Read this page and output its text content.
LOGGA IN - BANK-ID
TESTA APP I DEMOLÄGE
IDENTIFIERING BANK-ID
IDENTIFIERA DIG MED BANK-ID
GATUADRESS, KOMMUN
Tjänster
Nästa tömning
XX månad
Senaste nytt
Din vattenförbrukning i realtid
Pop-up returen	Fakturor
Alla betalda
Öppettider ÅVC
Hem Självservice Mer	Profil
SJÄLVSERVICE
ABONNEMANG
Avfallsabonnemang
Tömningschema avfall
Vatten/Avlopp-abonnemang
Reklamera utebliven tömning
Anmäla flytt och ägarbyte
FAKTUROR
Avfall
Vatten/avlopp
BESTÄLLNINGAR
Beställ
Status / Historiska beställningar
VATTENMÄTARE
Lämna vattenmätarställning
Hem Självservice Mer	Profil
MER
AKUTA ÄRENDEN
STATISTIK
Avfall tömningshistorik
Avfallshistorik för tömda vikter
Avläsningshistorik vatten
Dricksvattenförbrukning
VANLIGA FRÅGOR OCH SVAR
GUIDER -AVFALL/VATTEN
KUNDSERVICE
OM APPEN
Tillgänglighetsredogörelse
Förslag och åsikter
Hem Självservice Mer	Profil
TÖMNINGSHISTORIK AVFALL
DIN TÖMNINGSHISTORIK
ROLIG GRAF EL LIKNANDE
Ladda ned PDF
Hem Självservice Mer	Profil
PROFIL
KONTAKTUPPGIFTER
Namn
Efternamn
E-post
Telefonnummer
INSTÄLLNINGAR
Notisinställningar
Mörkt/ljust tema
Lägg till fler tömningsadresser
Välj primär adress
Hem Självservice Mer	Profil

··········

• **The exercise**
Exactly reproduce every line of the data above.

• **Response**
Read this page and output its text content.
LOGGA IN - BANK-ID
TESTA APP I DEMOLÄGE
IDENTIFIERING BANK-ID
IDENTIFIERA DIG MED BANK-ID
GATUADRESS, KOMMUN
Tjänster
Nästa tömning
XX månad
Senaste nytt
Din vattenförbrukning i realtid
Pop-up returen	Fakturor
Alla betalda
Öppettider ÅVC
Hem Självservice Mer	Profil
SJÄLVSERVICE
ABONNEMANG
Avfallsabonnemang
Tömningschema avfall
Vatten/Avlopp-abonnemang
Reklamera utebliven tömning
Anmäla flytt och ägarbyte
FAKTUROR
Avfall
Vatten/avlopp
BESTÄLLNINGAR
Beställ
Status / Historiska beställningar
VATTENMÄTARE
Lämna vattenmätarställning
Hem Självservice Mer	Profil
MER
AKUTA ÄRENDEN
STATISTIK
Avfall tömningshistorik
Avfallshistorik för tömda vikter
Avläsningshistorik vatten
Dricksvattenförbrukning
VANLIGA FRÅGOR OCH SVAR
GUIDER -AVFALL/VATTEN
KUNDSERVICE
OM APPEN
Tillgänglighetsredogörelse
Förslag och åsikter
Hem Självservice Mer	Profil
TÖMNINGSHISTORIK AVFALL
DIN TÖMNINGSHISTORIK
ROLIG GRAF EL LIKNANDE
Ladda ned PDF
Hem Självservice Mer	Profil
PROFIL
KONTAKTUPPGIFTER
Namn
Efternamn
E-post
Telefonnummer
INSTÄLLNINGAR
Notisinställningar
Mörkt/ljust tema
Lägg till fler tömningsadresser
Välj primär adress
Hem Självservice Mer	Profil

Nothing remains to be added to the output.